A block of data
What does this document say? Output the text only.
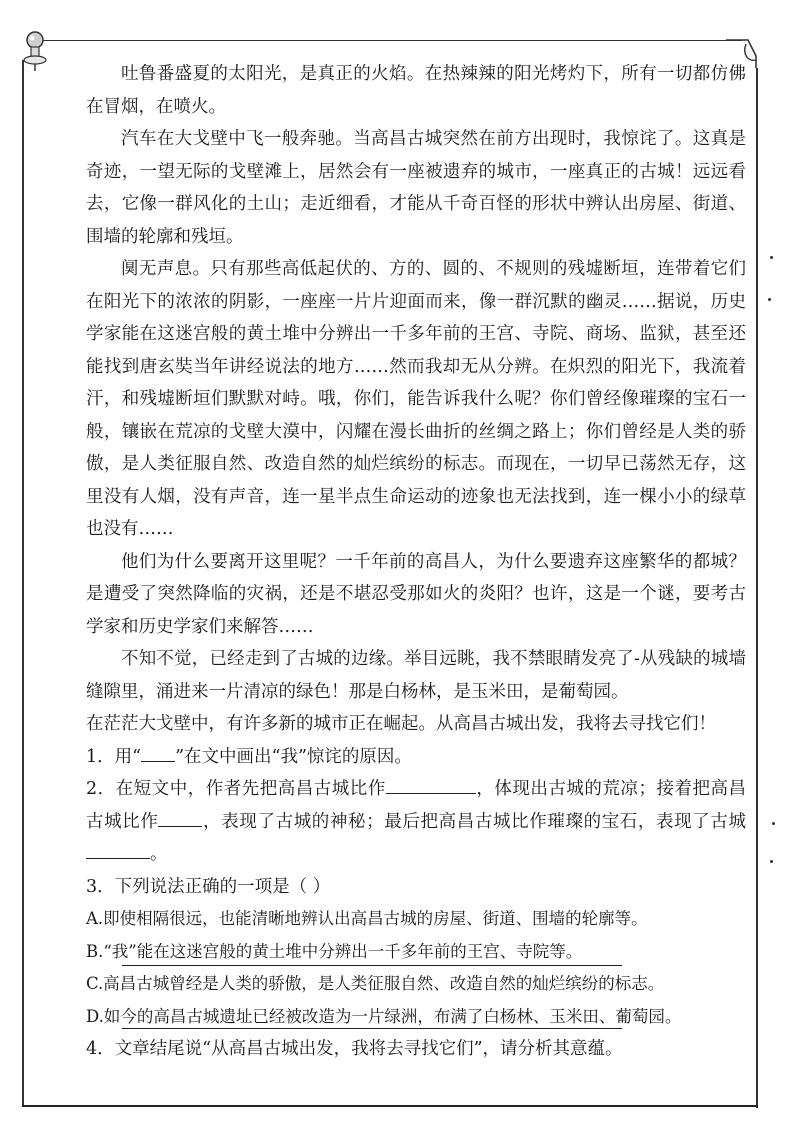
吐鲁番盛夏的太阳光，是真正的火焰。在热辣辣的阳光烤灼下，所有一切都仿佛在冒烟，在喷火。

汽车在大戈壁中飞一般奔驰。当高昌古城突然在前方出现时，我惊诧了。这真是奇迹，一望无际的戈壁滩上，居然会有一座被遗弃的城市，一座真正的古城！远远看去，它像一群风化的土山；走近细看，才能从千奇百怪的形状中辨认出房屋、街道、围墙的轮廓和残垣。

阒无声息。只有那些高低起伏的、方的、圆的、不规则的残墟断垣，连带着它们在阳光下的浓浓的阴影，一座座一片片迎面而来，像一群沉默的幽灵……据说，历史学家能在这迷宫般的黄土堆中分辨出一千多年前的王宫、寺院、商场、监狱，甚至还能找到唐玄奘当年讲经说法的地方……然而我却无从分辨。在炽烈的阳光下，我流着汗，和残墟断垣们默默对峙。哦，你们，能告诉我什么呢？你们曾经像璀璨的宝石一般，镶嵌在荒凉的戈壁大漠中，闪耀在漫长曲折的丝绸之路上；你们曾经是人类的骄傲，是人类征服自然、改造自然的灿烂缤纷的标志。而现在，一切早已荡然无存，这里没有人烟，没有声音，连一星半点生命运动的迹象也无法找到，连一棵小小的绿草也没有……

他们为什么要离开这里呢？一千年前的高昌人，为什么要遗弃这座繁华的都城？是遭受了突然降临的灾祸，还是不堪忍受那如火的炎阳？也许，这是一个谜，要考古学家和历史学家们来解答……

不知不觉，已经走到了古城的边缘。举目远眺，我不禁眼睛发亮了-从残缺的城墙缝隙里，涌进来一片清凉的绿色！那是白杨林，是玉米田，是葡萄园。

在茫茫大戈壁中，有许多新的城市正在崛起。从高昌古城出发，我将去寻找它们！

1．用“ ”在文中画出“我”惊诧的原因。

2．在短文中，作者先把高昌古城比作	，体现出古城的荒凉；接着把高昌古城比作	，表现了古城的神秘；最后把高昌古城比作璀璨的宝石，表现了古城。

3．下列说法正确的一项是（ ）

A.即使相隔很远，也能清晰地辨认出高昌古城的房屋、街道、围墙的轮廓等。

B.“我”能在这迷宫般的黄土堆中分辨出一千多年前的王宫、寺院等。

C.高昌古城曾经是人类的骄傲，是人类征服自然、改造自然的灿烂缤纷的标志。

D.如今的高昌古城遗址已经被改造为一片绿洲，布满了白杨林、玉米田、葡萄园。

4．文章结尾说“从高昌古城出发，我将去寻找它们”，请分析其意蕴。
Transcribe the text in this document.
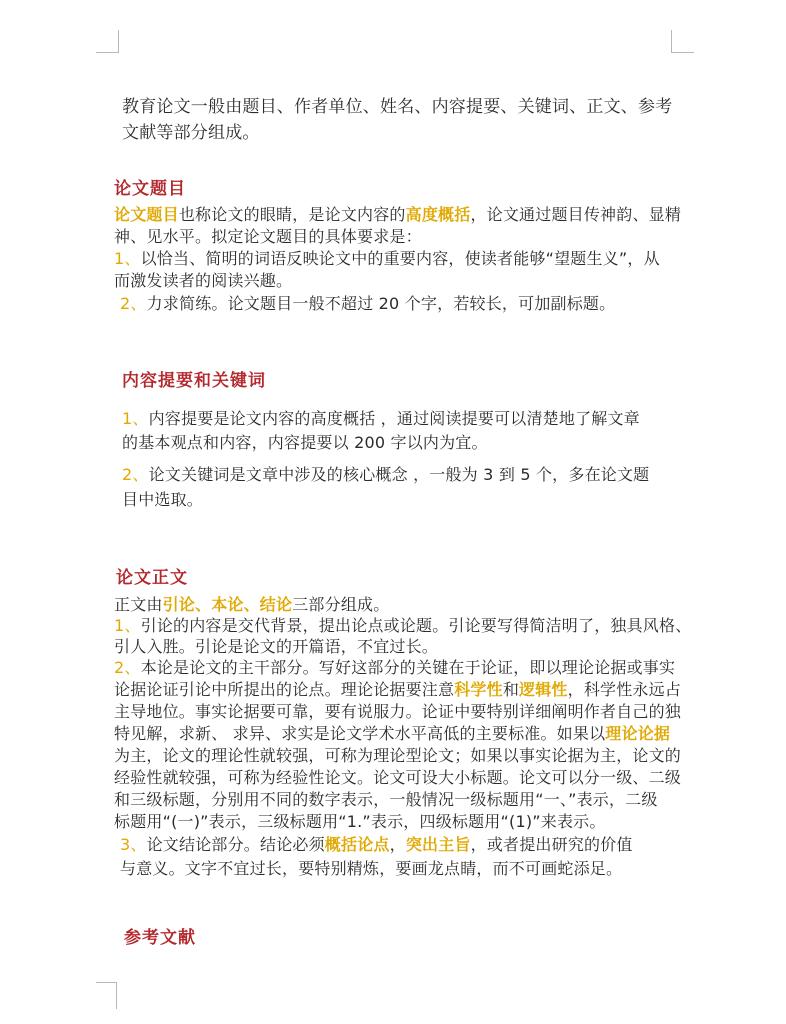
教育论文一般由题目、作者单位、姓名、内容提要、关键词、正文、参考
文献等部分组成。
论文题目
论文题目也称论文的眼睛，是论文内容的高度概括，论文通过题目传神韵、显精
神、见水平。拟定论文题目的具体要求是：
1、以恰当、简明的词语反映论文中的重要内容，使读者能够“望题生义”，从
而激发读者的阅读兴趣。
2、力求简练。论文题目一般不超过 20 个字，若较长，可加副标题。
内容提要和关键词
1、内容提要是论文内容的高度概括 ，通过阅读提要可以清楚地了解文章
的基本观点和内容，内容提要以 200 字以内为宜。
2、论文关键词是文章中涉及的核心概念 ，一般为 3 到 5 个，多在论文题
目中选取。
论文正文
正文由引论、本论、结论三部分组成。
1、引论的内容是交代背景，提出论点或论题。引论要写得简洁明了，独具风格、
引人入胜。引论是论文的开篇语，不宜过长。
2、本论是论文的主干部分。写好这部分的关键在于论证，即以理论论据或事实
论据论证引论中所提出的论点。理论论据要注意科学性和逻辑性，科学性永远占
主导地位。事实论据要可靠，要有说服力。论证中要特别详细阐明作者自己的独
特见解，求新、 求异、求实是论文学术水平高低的主要标准。如果以理论论据
为主，论文的理论性就较强，可称为理论型论文；如果以事实论据为主，论文的
经验性就较强，可称为经验性论文。论文可设大小标题。论文可以分一级、二级
和三级标题，分别用不同的数字表示，一般情况一级标题用“一、”表示，二级
标题用“(一)”表示，三级标题用“1.”表示，四级标题用“(1)”来表示。
3、论文结论部分。结论必须概括论点，突出主旨，或者提出研究的价值
与意义。文字不宜过长，要特别精炼，要画龙点睛，而不可画蛇添足。
参考文献
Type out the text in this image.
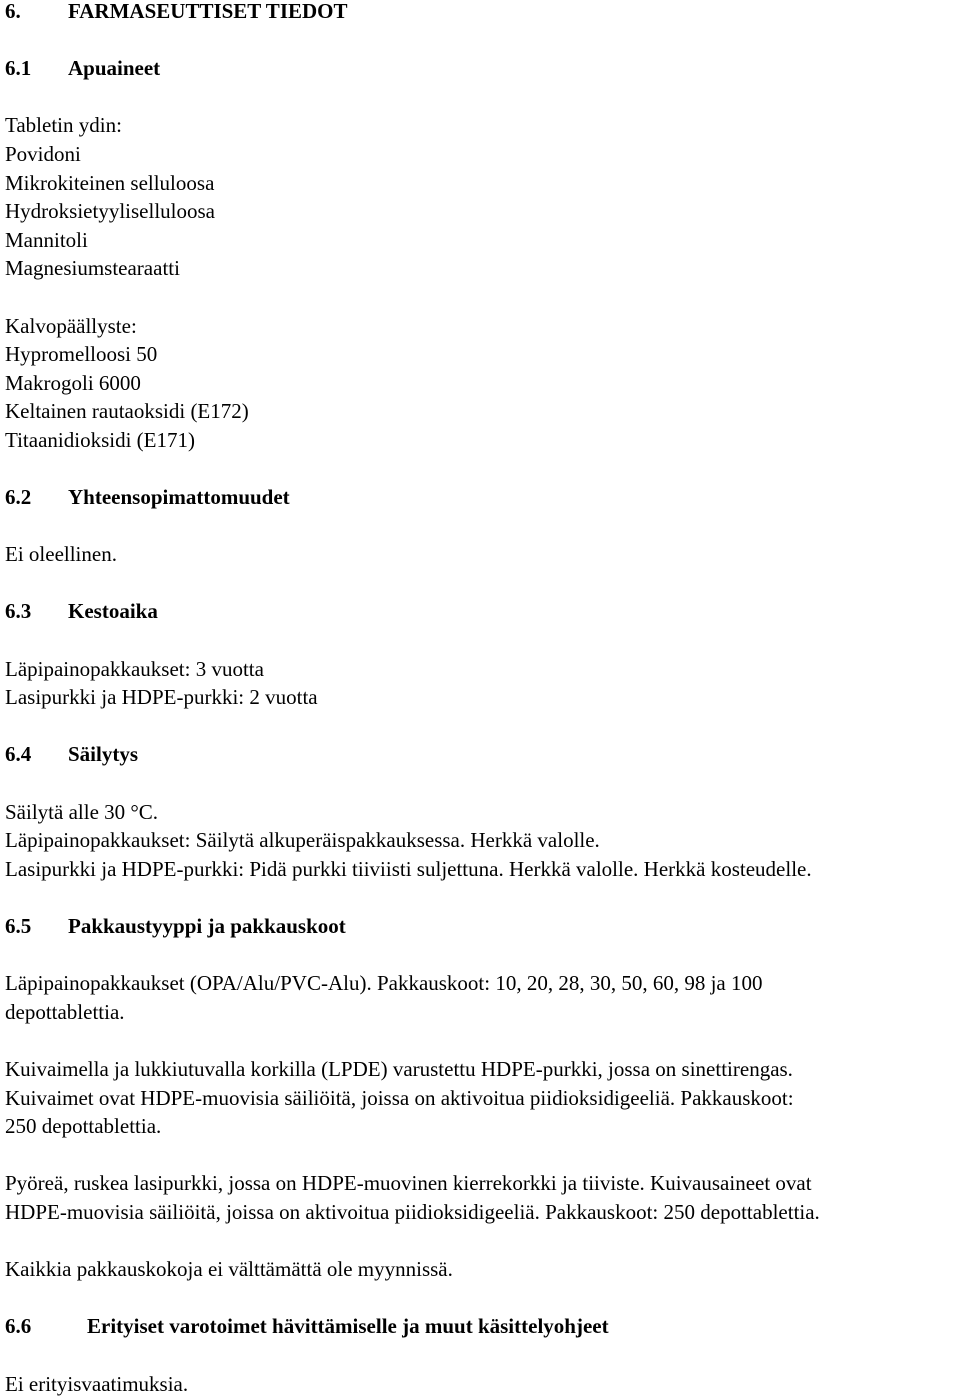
6. FARMASEUTTISET TIEDOT
6.1 Apuaineet
Tabletin ydin:
Povidoni
Mikrokiteinen selluloosa
Hydroksietyyliselluloosa
Mannitoli
Magnesiumstearaatti
Kalvopäällyste:
Hypromelloosi 50
Makrogoli 6000
Keltainen rautaoksidi (E172)
Titaanidioksidi (E171)
6.2 Yhteensopimattomuudet
Ei oleellinen.
6.3 Kestoaika
Läpipainopakkaukset: 3 vuotta
Lasipurkki ja HDPE-purkki: 2 vuotta
6.4 Säilytys
Säilytä alle 30 °C.
Läpipainopakkaukset: Säilytä alkuperäispakkauksessa. Herkkä valolle.
Lasipurkki ja HDPE-purkki: Pidä purkki tiiviisti suljettuna. Herkkä valolle. Herkkä kosteudelle.
6.5 Pakkaustyyppi ja pakkauskoot
Läpipainopakkaukset (OPA/Alu/PVC-Alu). Pakkauskoot: 10, 20, 28, 30, 50, 60, 98 ja 100
depottablettia.
Kuivaimella ja lukkiutuvalla korkilla (LPDE) varustettu HDPE-purkki, jossa on sinettirengas.
Kuivaimet ovat HDPE-muovisia säiliöitä, joissa on aktivoitua piidioksidigeeliä. Pakkauskoot:
250 depottablettia.
Pyöreä, ruskea lasipurkki, jossa on HDPE-muovinen kierrekorkki ja tiiviste. Kuivausaineet ovat
HDPE-muovisia säiliöitä, joissa on aktivoitua piidioksidigeeliä. Pakkauskoot: 250 depottablettia.
Kaikkia pakkauskokoja ei välttämättä ole myynnissä.
6.6	Erityiset varotoimet hävittämiselle ja muut käsittelyohjeet
Ei erityisvaatimuksia.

**Short exercise:**
Take the listing above and restate it word for word, without its pictures.

**The result:**
What does this document say? Output the text only.
吐鲁番盛夏的太阳光，是真正的火焰。在热辣辣的阳光烤灼下，所有一切都仿佛在冒烟，在喷火。

汽车在大戈壁中飞一般奔驰。当高昌古城突然在前方出现时，我惊诧了。这真是奇迹，一望无际的戈壁滩上，居然会有一座被遗弃的城市，一座真正的古城！远远看去，它像一群风化的土山；走近细看，才能从千奇百怪的形状中辨认出房屋、街道、围墙的轮廓和残垣。

阒无声息。只有那些高低起伏的、方的、圆的、不规则的残墟断垣，连带着它们在阳光下的浓浓的阴影，一座座一片片迎面而来，像一群沉默的幽灵……据说，历史学家能在这迷宫般的黄土堆中分辨出一千多年前的王宫、寺院、商场、监狱，甚至还能找到唐玄奘当年讲经说法的地方……然而我却无从分辨。在炽烈的阳光下，我流着汗，和残墟断垣们默默对峙。哦，你们，能告诉我什么呢？你们曾经像璀璨的宝石一般，镶嵌在荒凉的戈壁大漠中，闪耀在漫长曲折的丝绸之路上；你们曾经是人类的骄傲，是人类征服自然、改造自然的灿烂缤纷的标志。而现在，一切早已荡然无存，这里没有人烟，没有声音，连一星半点生命运动的迹象也无法找到，连一棵小小的绿草也没有……

他们为什么要离开这里呢？一千年前的高昌人，为什么要遗弃这座繁华的都城？是遭受了突然降临的灾祸，还是不堪忍受那如火的炎阳？也许，这是一个谜，要考古学家和历史学家们来解答……

不知不觉，已经走到了古城的边缘。举目远眺，我不禁眼睛发亮了-从残缺的城墙缝隙里，涌进来一片清凉的绿色！那是白杨林，是玉米田，是葡萄园。

在茫茫大戈壁中，有许多新的城市正在崛起。从高昌古城出发，我将去寻找它们！

1．用“ ”在文中画出“我”惊诧的原因。

2．在短文中，作者先把高昌古城比作	，体现出古城的荒凉；接着把高昌古城比作	，表现了古城的神秘；最后把高昌古城比作璀璨的宝石，表现了古城。

3．下列说法正确的一项是（ ）

A.即使相隔很远，也能清晰地辨认出高昌古城的房屋、街道、围墙的轮廓等。

B.“我”能在这迷宫般的黄土堆中分辨出一千多年前的王宫、寺院等。

C.高昌古城曾经是人类的骄傲，是人类征服自然、改造自然的灿烂缤纷的标志。

D.如今的高昌古城遗址已经被改造为一片绿洲，布满了白杨林、玉米田、葡萄园。

4．文章结尾说“从高昌古城出发，我将去寻找它们”，请分析其意蕴。
Transcribe the text in this document.
教育论文一般由题目、作者单位、姓名、内容提要、关键词、正文、参考
文献等部分组成。
论文题目
论文题目也称论文的眼睛，是论文内容的高度概括，论文通过题目传神韵、显精
神、见水平。拟定论文题目的具体要求是：
1、以恰当、简明的词语反映论文中的重要内容，使读者能够“望题生义”，从
而激发读者的阅读兴趣。
2、力求简练。论文题目一般不超过 20 个字，若较长，可加副标题。
内容提要和关键词
1、内容提要是论文内容的高度概括 ，通过阅读提要可以清楚地了解文章
的基本观点和内容，内容提要以 200 字以内为宜。
2、论文关键词是文章中涉及的核心概念 ，一般为 3 到 5 个，多在论文题
目中选取。
论文正文
正文由引论、本论、结论三部分组成。
1、引论的内容是交代背景，提出论点或论题。引论要写得简洁明了，独具风格、
引人入胜。引论是论文的开篇语，不宜过长。
2、本论是论文的主干部分。写好这部分的关键在于论证，即以理论论据或事实
论据论证引论中所提出的论点。理论论据要注意科学性和逻辑性，科学性永远占
主导地位。事实论据要可靠，要有说服力。论证中要特别详细阐明作者自己的独
特见解，求新、 求异、求实是论文学术水平高低的主要标准。如果以理论论据
为主，论文的理论性就较强，可称为理论型论文；如果以事实论据为主，论文的
经验性就较强，可称为经验性论文。论文可设大小标题。论文可以分一级、二级
和三级标题，分别用不同的数字表示，一般情况一级标题用“一、”表示，二级
标题用“(一)”表示，三级标题用“1.”表示，四级标题用“(1)”来表示。
3、论文结论部分。结论必须概括论点，突出主旨，或者提出研究的价值
与意义。文字不宜过长，要特别精炼，要画龙点睛，而不可画蛇添足。
参考文献
Type out the text in this image.
6. FARMASEUTTISET TIEDOT
6.1 Apuaineet
Tabletin ydin:
Povidoni
Mikrokiteinen selluloosa
Hydroksietyyliselluloosa
Mannitoli
Magnesiumstearaatti
Kalvopäällyste:
Hypromelloosi 50
Makrogoli 6000
Keltainen rautaoksidi (E172)
Titaanidioksidi (E171)
6.2 Yhteensopimattomuudet
Ei oleellinen.
6.3 Kestoaika
Läpipainopakkaukset: 3 vuotta
Lasipurkki ja HDPE-purkki: 2 vuotta
6.4 Säilytys
Säilytä alle 30 °C.
Läpipainopakkaukset: Säilytä alkuperäispakkauksessa. Herkkä valolle.
Lasipurkki ja HDPE-purkki: Pidä purkki tiiviisti suljettuna. Herkkä valolle. Herkkä kosteudelle.
6.5 Pakkaustyyppi ja pakkauskoot
Läpipainopakkaukset (OPA/Alu/PVC-Alu). Pakkauskoot: 10, 20, 28, 30, 50, 60, 98 ja 100
depottablettia.
Kuivaimella ja lukkiutuvalla korkilla (LPDE) varustettu HDPE-purkki, jossa on sinettirengas.
Kuivaimet ovat HDPE-muovisia säiliöitä, joissa on aktivoitua piidioksidigeeliä. Pakkauskoot:
250 depottablettia.
Pyöreä, ruskea lasipurkki, jossa on HDPE-muovinen kierrekorkki ja tiiviste. Kuivausaineet ovat
HDPE-muovisia säiliöitä, joissa on aktivoitua piidioksidigeeliä. Pakkauskoot: 250 depottablettia.
Kaikkia pakkauskokoja ei välttämättä ole myynnissä.
6.6	Erityiset varotoimet hävittämiselle ja muut käsittelyohjeet
Ei erityisvaatimuksia.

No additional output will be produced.